**JOB:** Extract the listing in its entirety, keeping each line identical to the original.
------ MATERIAL SHOWN ------
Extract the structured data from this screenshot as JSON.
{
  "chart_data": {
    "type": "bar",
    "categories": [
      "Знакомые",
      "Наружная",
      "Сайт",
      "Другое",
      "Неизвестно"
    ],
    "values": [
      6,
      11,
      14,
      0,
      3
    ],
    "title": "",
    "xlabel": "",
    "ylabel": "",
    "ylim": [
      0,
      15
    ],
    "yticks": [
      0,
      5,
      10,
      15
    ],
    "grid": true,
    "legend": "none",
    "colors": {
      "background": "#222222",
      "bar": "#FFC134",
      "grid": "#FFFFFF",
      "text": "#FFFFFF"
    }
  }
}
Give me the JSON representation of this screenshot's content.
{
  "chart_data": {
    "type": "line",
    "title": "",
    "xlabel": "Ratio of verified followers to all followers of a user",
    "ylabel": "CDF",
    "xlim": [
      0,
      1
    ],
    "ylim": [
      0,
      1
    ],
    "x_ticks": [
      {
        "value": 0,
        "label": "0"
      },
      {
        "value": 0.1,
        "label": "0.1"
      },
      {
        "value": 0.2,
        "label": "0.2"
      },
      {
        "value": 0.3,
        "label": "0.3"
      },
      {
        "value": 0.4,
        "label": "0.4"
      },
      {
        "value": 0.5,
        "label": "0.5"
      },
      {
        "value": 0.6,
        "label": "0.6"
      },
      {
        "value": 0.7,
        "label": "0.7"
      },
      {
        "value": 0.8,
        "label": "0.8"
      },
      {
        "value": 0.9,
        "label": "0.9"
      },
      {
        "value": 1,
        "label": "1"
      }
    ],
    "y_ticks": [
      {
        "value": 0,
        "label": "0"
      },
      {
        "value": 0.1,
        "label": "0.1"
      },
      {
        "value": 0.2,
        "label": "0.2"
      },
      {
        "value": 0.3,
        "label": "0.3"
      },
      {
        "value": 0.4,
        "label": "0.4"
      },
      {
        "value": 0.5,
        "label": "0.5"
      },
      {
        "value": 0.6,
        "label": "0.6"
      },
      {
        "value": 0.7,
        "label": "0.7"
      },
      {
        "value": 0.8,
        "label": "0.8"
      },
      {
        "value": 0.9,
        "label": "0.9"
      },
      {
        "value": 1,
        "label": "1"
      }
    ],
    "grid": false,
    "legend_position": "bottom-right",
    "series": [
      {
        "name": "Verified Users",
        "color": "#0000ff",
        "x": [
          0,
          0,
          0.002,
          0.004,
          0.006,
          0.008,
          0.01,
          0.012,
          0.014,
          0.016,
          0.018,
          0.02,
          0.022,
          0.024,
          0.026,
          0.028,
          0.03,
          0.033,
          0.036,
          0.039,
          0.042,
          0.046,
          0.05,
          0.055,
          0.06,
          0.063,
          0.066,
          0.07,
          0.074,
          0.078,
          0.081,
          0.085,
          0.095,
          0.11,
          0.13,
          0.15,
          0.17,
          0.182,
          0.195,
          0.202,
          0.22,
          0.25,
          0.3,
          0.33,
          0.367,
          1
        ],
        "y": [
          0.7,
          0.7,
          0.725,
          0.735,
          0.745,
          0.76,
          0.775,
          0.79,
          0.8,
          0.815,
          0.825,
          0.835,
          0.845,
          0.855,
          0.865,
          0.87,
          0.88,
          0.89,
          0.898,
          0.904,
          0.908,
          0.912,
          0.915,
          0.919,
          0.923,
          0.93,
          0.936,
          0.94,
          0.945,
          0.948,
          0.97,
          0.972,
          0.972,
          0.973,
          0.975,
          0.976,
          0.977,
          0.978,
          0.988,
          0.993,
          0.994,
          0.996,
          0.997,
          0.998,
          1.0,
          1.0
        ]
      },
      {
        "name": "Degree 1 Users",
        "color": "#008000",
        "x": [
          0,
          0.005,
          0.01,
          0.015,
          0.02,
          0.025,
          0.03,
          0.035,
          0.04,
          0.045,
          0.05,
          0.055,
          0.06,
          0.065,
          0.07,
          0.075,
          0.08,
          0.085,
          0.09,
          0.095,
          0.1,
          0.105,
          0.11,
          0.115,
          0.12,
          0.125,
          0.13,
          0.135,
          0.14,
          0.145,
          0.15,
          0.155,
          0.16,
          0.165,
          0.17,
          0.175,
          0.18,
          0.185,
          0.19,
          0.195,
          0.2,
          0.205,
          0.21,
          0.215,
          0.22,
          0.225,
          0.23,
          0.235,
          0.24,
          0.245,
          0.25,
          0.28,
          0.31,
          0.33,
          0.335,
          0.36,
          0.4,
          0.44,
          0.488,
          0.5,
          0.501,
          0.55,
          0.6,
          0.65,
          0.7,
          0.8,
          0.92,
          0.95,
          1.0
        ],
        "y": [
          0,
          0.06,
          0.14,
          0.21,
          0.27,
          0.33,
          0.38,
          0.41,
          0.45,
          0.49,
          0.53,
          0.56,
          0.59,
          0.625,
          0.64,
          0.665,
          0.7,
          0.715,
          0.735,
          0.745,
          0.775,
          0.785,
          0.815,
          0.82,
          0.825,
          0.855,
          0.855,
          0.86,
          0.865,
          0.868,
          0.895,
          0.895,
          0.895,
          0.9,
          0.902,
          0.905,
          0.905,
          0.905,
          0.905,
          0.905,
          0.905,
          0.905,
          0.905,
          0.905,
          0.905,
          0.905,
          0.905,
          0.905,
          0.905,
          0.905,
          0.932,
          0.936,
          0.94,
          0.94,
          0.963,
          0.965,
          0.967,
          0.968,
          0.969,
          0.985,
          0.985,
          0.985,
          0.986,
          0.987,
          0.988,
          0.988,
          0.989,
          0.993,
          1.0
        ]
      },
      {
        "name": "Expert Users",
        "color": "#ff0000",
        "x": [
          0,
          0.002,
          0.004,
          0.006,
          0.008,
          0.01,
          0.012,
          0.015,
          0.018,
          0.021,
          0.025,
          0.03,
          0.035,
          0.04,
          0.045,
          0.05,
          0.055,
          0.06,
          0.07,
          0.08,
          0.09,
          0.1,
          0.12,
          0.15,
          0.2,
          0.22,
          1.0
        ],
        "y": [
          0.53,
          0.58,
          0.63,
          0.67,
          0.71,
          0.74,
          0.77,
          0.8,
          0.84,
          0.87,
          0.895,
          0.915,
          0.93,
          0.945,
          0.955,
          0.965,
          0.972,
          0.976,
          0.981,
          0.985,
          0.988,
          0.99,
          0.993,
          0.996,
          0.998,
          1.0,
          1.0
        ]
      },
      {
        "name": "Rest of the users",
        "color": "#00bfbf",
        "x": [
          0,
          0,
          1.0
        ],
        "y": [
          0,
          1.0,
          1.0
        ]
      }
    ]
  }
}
------
**EXPECTED OUTPUT:**
Extract the structured data from this screenshot as JSON.
{
  "chart_data": {
    "type": "bar",
    "categories": [
      "Знакомые",
      "Наружная",
      "Сайт",
      "Другое",
      "Неизвестно"
    ],
    "values": [
      6,
      11,
      14,
      0,
      3
    ],
    "title": "",
    "xlabel": "",
    "ylabel": "",
    "ylim": [
      0,
      15
    ],
    "yticks": [
      0,
      5,
      10,
      15
    ],
    "grid": true,
    "legend": "none",
    "colors": {
      "background": "#222222",
      "bar": "#FFC134",
      "grid": "#FFFFFF",
      "text": "#FFFFFF"
    }
  }
}
Give me the JSON representation of this screenshot's content.
{
  "chart_data": {
    "type": "line",
    "title": "",
    "xlabel": "Ratio of verified followers to all followers of a user",
    "ylabel": "CDF",
    "xlim": [
      0,
      1
    ],
    "ylim": [
      0,
      1
    ],
    "x_ticks": [
      {
        "value": 0,
        "label": "0"
      },
      {
        "value": 0.1,
        "label": "0.1"
      },
      {
        "value": 0.2,
        "label": "0.2"
      },
      {
        "value": 0.3,
        "label": "0.3"
      },
      {
        "value": 0.4,
        "label": "0.4"
      },
      {
        "value": 0.5,
        "label": "0.5"
      },
      {
        "value": 0.6,
        "label": "0.6"
      },
      {
        "value": 0.7,
        "label": "0.7"
      },
      {
        "value": 0.8,
        "label": "0.8"
      },
      {
        "value": 0.9,
        "label": "0.9"
      },
      {
        "value": 1,
        "label": "1"
      }
    ],
    "y_ticks": [
      {
        "value": 0,
        "label": "0"
      },
      {
        "value": 0.1,
        "label": "0.1"
      },
      {
        "value": 0.2,
        "label": "0.2"
      },
      {
        "value": 0.3,
        "label": "0.3"
      },
      {
        "value": 0.4,
        "label": "0.4"
      },
      {
        "value": 0.5,
        "label": "0.5"
      },
      {
        "value": 0.6,
        "label": "0.6"
      },
      {
        "value": 0.7,
        "label": "0.7"
      },
      {
        "value": 0.8,
        "label": "0.8"
      },
      {
        "value": 0.9,
        "label": "0.9"
      },
      {
        "value": 1,
        "label": "1"
      }
    ],
    "grid": false,
    "legend_position": "bottom-right",
    "series": [
      {
        "name": "Verified Users",
        "color": "#0000ff",
        "x": [
          0,
          0,
          0.002,
          0.004,
          0.006,
          0.008,
          0.01,
          0.012,
          0.014,
          0.016,
          0.018,
          0.02,
          0.022,
          0.024,
          0.026,
          0.028,
          0.03,
          0.033,
          0.036,
          0.039,
          0.042,
          0.046,
          0.05,
          0.055,
          0.06,
          0.063,
          0.066,
          0.07,
          0.074,
          0.078,
          0.081,
          0.085,
          0.095,
          0.11,
          0.13,
          0.15,
          0.17,
          0.182,
          0.195,
          0.202,
          0.22,
          0.25,
          0.3,
          0.33,
          0.367,
          1
        ],
        "y": [
          0.7,
          0.7,
          0.725,
          0.735,
          0.745,
          0.76,
          0.775,
          0.79,
          0.8,
          0.815,
          0.825,
          0.835,
          0.845,
          0.855,
          0.865,
          0.87,
          0.88,
          0.89,
          0.898,
          0.904,
          0.908,
          0.912,
          0.915,
          0.919,
          0.923,
          0.93,
          0.936,
          0.94,
          0.945,
          0.948,
          0.97,
          0.972,
          0.972,
          0.973,
          0.975,
          0.976,
          0.977,
          0.978,
          0.988,
          0.993,
          0.994,
          0.996,
          0.997,
          0.998,
          1.0,
          1.0
        ]
      },
      {
        "name": "Degree 1 Users",
        "color": "#008000",
        "x": [
          0,
          0.005,
          0.01,
          0.015,
          0.02,
          0.025,
          0.03,
          0.035,
          0.04,
          0.045,
          0.05,
          0.055,
          0.06,
          0.065,
          0.07,
          0.075,
          0.08,
          0.085,
          0.09,
          0.095,
          0.1,
          0.105,
          0.11,
          0.115,
          0.12,
          0.125,
          0.13,
          0.135,
          0.14,
          0.145,
          0.15,
          0.155,
          0.16,
          0.165,
          0.17,
          0.175,
          0.18,
          0.185,
          0.19,
          0.195,
          0.2,
          0.205,
          0.21,
          0.215,
          0.22,
          0.225,
          0.23,
          0.235,
          0.24,
          0.245,
          0.25,
          0.28,
          0.31,
          0.33,
          0.335,
          0.36,
          0.4,
          0.44,
          0.488,
          0.5,
          0.501,
          0.55,
          0.6,
          0.65,
          0.7,
          0.8,
          0.92,
          0.95,
          1.0
        ],
        "y": [
          0,
          0.06,
          0.14,
          0.21,
          0.27,
          0.33,
          0.38,
          0.41,
          0.45,
          0.49,
          0.53,
          0.56,
          0.59,
          0.625,
          0.64,
          0.665,
          0.7,
          0.715,
          0.735,
          0.745,
          0.775,
          0.785,
          0.815,
          0.82,
          0.825,
          0.855,
          0.855,
          0.86,
          0.865,
          0.868,
          0.895,
          0.895,
          0.895,
          0.9,
          0.902,
          0.905,
          0.905,
          0.905,
          0.905,
          0.905,
          0.905,
          0.905,
          0.905,
          0.905,
          0.905,
          0.905,
          0.905,
          0.905,
          0.905,
          0.905,
          0.932,
          0.936,
          0.94,
          0.94,
          0.963,
          0.965,
          0.967,
          0.968,
          0.969,
          0.985,
          0.985,
          0.985,
          0.986,
          0.987,
          0.988,
          0.988,
          0.989,
          0.993,
          1.0
        ]
      },
      {
        "name": "Expert Users",
        "color": "#ff0000",
        "x": [
          0,
          0.002,
          0.004,
          0.006,
          0.008,
          0.01,
          0.012,
          0.015,
          0.018,
          0.021,
          0.025,
          0.03,
          0.035,
          0.04,
          0.045,
          0.05,
          0.055,
          0.06,
          0.07,
          0.08,
          0.09,
          0.1,
          0.12,
          0.15,
          0.2,
          0.22,
          1.0
        ],
        "y": [
          0.53,
          0.58,
          0.63,
          0.67,
          0.71,
          0.74,
          0.77,
          0.8,
          0.84,
          0.87,
          0.895,
          0.915,
          0.93,
          0.945,
          0.955,
          0.965,
          0.972,
          0.976,
          0.981,
          0.985,
          0.988,
          0.99,
          0.993,
          0.996,
          0.998,
          1.0,
          1.0
        ]
      },
      {
        "name": "Rest of the users",
        "color": "#00bfbf",
        "x": [
          0,
          0,
          1.0
        ],
        "y": [
          0,
          1.0,
          1.0
        ]
      }
    ]
  }
}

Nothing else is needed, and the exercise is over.